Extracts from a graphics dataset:
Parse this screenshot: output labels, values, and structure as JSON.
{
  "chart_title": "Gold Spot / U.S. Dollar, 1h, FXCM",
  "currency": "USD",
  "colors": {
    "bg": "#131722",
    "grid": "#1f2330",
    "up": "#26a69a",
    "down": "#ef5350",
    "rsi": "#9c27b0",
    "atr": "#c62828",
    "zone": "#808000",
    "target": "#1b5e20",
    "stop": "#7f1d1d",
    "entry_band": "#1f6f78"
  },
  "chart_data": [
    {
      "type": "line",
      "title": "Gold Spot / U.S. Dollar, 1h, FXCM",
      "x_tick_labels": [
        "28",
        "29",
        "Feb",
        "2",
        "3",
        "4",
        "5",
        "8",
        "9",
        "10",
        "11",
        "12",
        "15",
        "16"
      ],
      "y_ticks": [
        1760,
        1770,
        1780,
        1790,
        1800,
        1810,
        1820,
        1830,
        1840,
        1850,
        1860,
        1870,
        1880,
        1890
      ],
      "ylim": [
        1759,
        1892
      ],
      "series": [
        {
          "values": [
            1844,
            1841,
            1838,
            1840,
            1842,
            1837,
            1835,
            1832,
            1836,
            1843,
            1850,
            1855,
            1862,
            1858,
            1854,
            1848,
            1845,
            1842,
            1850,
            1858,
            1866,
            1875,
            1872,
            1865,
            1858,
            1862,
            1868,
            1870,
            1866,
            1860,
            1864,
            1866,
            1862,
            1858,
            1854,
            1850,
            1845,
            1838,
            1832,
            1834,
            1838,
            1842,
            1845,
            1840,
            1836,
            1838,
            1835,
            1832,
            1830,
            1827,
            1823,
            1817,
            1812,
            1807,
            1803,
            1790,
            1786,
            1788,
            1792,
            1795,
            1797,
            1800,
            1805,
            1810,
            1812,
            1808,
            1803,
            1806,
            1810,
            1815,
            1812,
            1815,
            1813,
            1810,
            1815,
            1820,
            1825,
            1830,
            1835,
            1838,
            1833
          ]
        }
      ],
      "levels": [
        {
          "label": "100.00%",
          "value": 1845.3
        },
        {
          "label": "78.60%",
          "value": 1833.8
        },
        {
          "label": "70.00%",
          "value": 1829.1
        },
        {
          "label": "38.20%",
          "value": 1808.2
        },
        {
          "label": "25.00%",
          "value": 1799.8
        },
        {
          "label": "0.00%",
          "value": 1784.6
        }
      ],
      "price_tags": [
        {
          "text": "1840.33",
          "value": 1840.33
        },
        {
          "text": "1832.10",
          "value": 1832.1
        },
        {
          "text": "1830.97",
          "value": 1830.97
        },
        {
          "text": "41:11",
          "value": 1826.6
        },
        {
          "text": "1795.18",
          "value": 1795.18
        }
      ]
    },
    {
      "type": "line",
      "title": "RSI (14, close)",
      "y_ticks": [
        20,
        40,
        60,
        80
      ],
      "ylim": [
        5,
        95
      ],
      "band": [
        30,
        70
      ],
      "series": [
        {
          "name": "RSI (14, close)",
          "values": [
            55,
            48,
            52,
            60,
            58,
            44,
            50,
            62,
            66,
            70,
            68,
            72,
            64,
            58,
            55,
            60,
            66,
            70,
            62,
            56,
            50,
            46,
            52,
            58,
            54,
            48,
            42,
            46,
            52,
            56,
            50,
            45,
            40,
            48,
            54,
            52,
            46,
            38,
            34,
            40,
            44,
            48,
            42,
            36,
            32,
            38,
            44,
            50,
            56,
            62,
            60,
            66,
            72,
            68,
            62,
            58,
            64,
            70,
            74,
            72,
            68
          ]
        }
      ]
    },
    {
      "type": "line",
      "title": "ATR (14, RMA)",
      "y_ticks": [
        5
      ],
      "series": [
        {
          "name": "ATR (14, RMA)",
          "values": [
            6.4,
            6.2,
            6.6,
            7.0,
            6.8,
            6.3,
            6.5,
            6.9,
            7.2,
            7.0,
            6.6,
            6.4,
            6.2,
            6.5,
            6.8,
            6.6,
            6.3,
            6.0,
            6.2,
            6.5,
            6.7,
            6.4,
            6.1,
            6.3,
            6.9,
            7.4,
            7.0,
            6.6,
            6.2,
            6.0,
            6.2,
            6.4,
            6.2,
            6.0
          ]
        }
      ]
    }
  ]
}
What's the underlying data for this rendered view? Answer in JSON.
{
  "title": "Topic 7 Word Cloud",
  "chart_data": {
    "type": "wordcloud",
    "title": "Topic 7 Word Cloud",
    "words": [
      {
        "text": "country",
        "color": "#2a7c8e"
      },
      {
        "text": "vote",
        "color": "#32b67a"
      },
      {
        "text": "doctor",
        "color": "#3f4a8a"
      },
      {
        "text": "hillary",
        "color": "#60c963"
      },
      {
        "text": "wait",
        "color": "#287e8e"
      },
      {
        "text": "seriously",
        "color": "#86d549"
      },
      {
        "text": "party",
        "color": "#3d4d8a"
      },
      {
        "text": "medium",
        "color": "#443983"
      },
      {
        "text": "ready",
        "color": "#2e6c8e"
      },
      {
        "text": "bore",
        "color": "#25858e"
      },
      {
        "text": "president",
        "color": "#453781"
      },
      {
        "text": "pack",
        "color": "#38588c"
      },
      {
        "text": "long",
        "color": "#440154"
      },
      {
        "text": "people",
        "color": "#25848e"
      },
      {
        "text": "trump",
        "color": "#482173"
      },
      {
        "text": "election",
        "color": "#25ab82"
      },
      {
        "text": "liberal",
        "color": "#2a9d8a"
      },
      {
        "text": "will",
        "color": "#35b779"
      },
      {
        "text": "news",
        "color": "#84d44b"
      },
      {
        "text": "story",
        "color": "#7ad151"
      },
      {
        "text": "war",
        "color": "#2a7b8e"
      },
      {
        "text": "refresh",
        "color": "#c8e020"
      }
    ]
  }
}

• Stated exercise:
Extract every record and return it verbatim.

• Exercise result:
Parse this screenshot: output labels, values, and structure as JSON.
{
  "chart_title": "Gold Spot / U.S. Dollar, 1h, FXCM",
  "currency": "USD",
  "colors": {
    "bg": "#131722",
    "grid": "#1f2330",
    "up": "#26a69a",
    "down": "#ef5350",
    "rsi": "#9c27b0",
    "atr": "#c62828",
    "zone": "#808000",
    "target": "#1b5e20",
    "stop": "#7f1d1d",
    "entry_band": "#1f6f78"
  },
  "chart_data": [
    {
      "type": "line",
      "title": "Gold Spot / U.S. Dollar, 1h, FXCM",
      "x_tick_labels": [
        "28",
        "29",
        "Feb",
        "2",
        "3",
        "4",
        "5",
        "8",
        "9",
        "10",
        "11",
        "12",
        "15",
        "16"
      ],
      "y_ticks": [
        1760,
        1770,
        1780,
        1790,
        1800,
        1810,
        1820,
        1830,
        1840,
        1850,
        1860,
        1870,
        1880,
        1890
      ],
      "ylim": [
        1759,
        1892
      ],
      "series": [
        {
          "values": [
            1844,
            1841,
            1838,
            1840,
            1842,
            1837,
            1835,
            1832,
            1836,
            1843,
            1850,
            1855,
            1862,
            1858,
            1854,
            1848,
            1845,
            1842,
            1850,
            1858,
            1866,
            1875,
            1872,
            1865,
            1858,
            1862,
            1868,
            1870,
            1866,
            1860,
            1864,
            1866,
            1862,
            1858,
            1854,
            1850,
            1845,
            1838,
            1832,
            1834,
            1838,
            1842,
            1845,
            1840,
            1836,
            1838,
            1835,
            1832,
            1830,
            1827,
            1823,
            1817,
            1812,
            1807,
            1803,
            1790,
            1786,
            1788,
            1792,
            1795,
            1797,
            1800,
            1805,
            1810,
            1812,
            1808,
            1803,
            1806,
            1810,
            1815,
            1812,
            1815,
            1813,
            1810,
            1815,
            1820,
            1825,
            1830,
            1835,
            1838,
            1833
          ]
        }
      ],
      "levels": [
        {
          "label": "100.00%",
          "value": 1845.3
        },
        {
          "label": "78.60%",
          "value": 1833.8
        },
        {
          "label": "70.00%",
          "value": 1829.1
        },
        {
          "label": "38.20%",
          "value": 1808.2
        },
        {
          "label": "25.00%",
          "value": 1799.8
        },
        {
          "label": "0.00%",
          "value": 1784.6
        }
      ],
      "price_tags": [
        {
          "text": "1840.33",
          "value": 1840.33
        },
        {
          "text": "1832.10",
          "value": 1832.1
        },
        {
          "text": "1830.97",
          "value": 1830.97
        },
        {
          "text": "41:11",
          "value": 1826.6
        },
        {
          "text": "1795.18",
          "value": 1795.18
        }
      ]
    },
    {
      "type": "line",
      "title": "RSI (14, close)",
      "y_ticks": [
        20,
        40,
        60,
        80
      ],
      "ylim": [
        5,
        95
      ],
      "band": [
        30,
        70
      ],
      "series": [
        {
          "name": "RSI (14, close)",
          "values": [
            55,
            48,
            52,
            60,
            58,
            44,
            50,
            62,
            66,
            70,
            68,
            72,
            64,
            58,
            55,
            60,
            66,
            70,
            62,
            56,
            50,
            46,
            52,
            58,
            54,
            48,
            42,
            46,
            52,
            56,
            50,
            45,
            40,
            48,
            54,
            52,
            46,
            38,
            34,
            40,
            44,
            48,
            42,
            36,
            32,
            38,
            44,
            50,
            56,
            62,
            60,
            66,
            72,
            68,
            62,
            58,
            64,
            70,
            74,
            72,
            68
          ]
        }
      ]
    },
    {
      "type": "line",
      "title": "ATR (14, RMA)",
      "y_ticks": [
        5
      ],
      "series": [
        {
          "name": "ATR (14, RMA)",
          "values": [
            6.4,
            6.2,
            6.6,
            7.0,
            6.8,
            6.3,
            6.5,
            6.9,
            7.2,
            7.0,
            6.6,
            6.4,
            6.2,
            6.5,
            6.8,
            6.6,
            6.3,
            6.0,
            6.2,
            6.5,
            6.7,
            6.4,
            6.1,
            6.3,
            6.9,
            7.4,
            7.0,
            6.6,
            6.2,
            6.0,
            6.2,
            6.4,
            6.2,
            6.0
          ]
        }
      ]
    }
  ]
}
What's the underlying data for this rendered view? Answer in JSON.
{
  "title": "Topic 7 Word Cloud",
  "chart_data": {
    "type": "wordcloud",
    "title": "Topic 7 Word Cloud",
    "words": [
      {
        "text": "country",
        "color": "#2a7c8e"
      },
      {
        "text": "vote",
        "color": "#32b67a"
      },
      {
        "text": "doctor",
        "color": "#3f4a8a"
      },
      {
        "text": "hillary",
        "color": "#60c963"
      },
      {
        "text": "wait",
        "color": "#287e8e"
      },
      {
        "text": "seriously",
        "color": "#86d549"
      },
      {
        "text": "party",
        "color": "#3d4d8a"
      },
      {
        "text": "medium",
        "color": "#443983"
      },
      {
        "text": "ready",
        "color": "#2e6c8e"
      },
      {
        "text": "bore",
        "color": "#25858e"
      },
      {
        "text": "president",
        "color": "#453781"
      },
      {
        "text": "pack",
        "color": "#38588c"
      },
      {
        "text": "long",
        "color": "#440154"
      },
      {
        "text": "people",
        "color": "#25848e"
      },
      {
        "text": "trump",
        "color": "#482173"
      },
      {
        "text": "election",
        "color": "#25ab82"
      },
      {
        "text": "liberal",
        "color": "#2a9d8a"
      },
      {
        "text": "will",
        "color": "#35b779"
      },
      {
        "text": "news",
        "color": "#84d44b"
      },
      {
        "text": "story",
        "color": "#7ad151"
      },
      {
        "text": "war",
        "color": "#2a7b8e"
      },
      {
        "text": "refresh",
        "color": "#c8e020"
      }
    ]
  }
}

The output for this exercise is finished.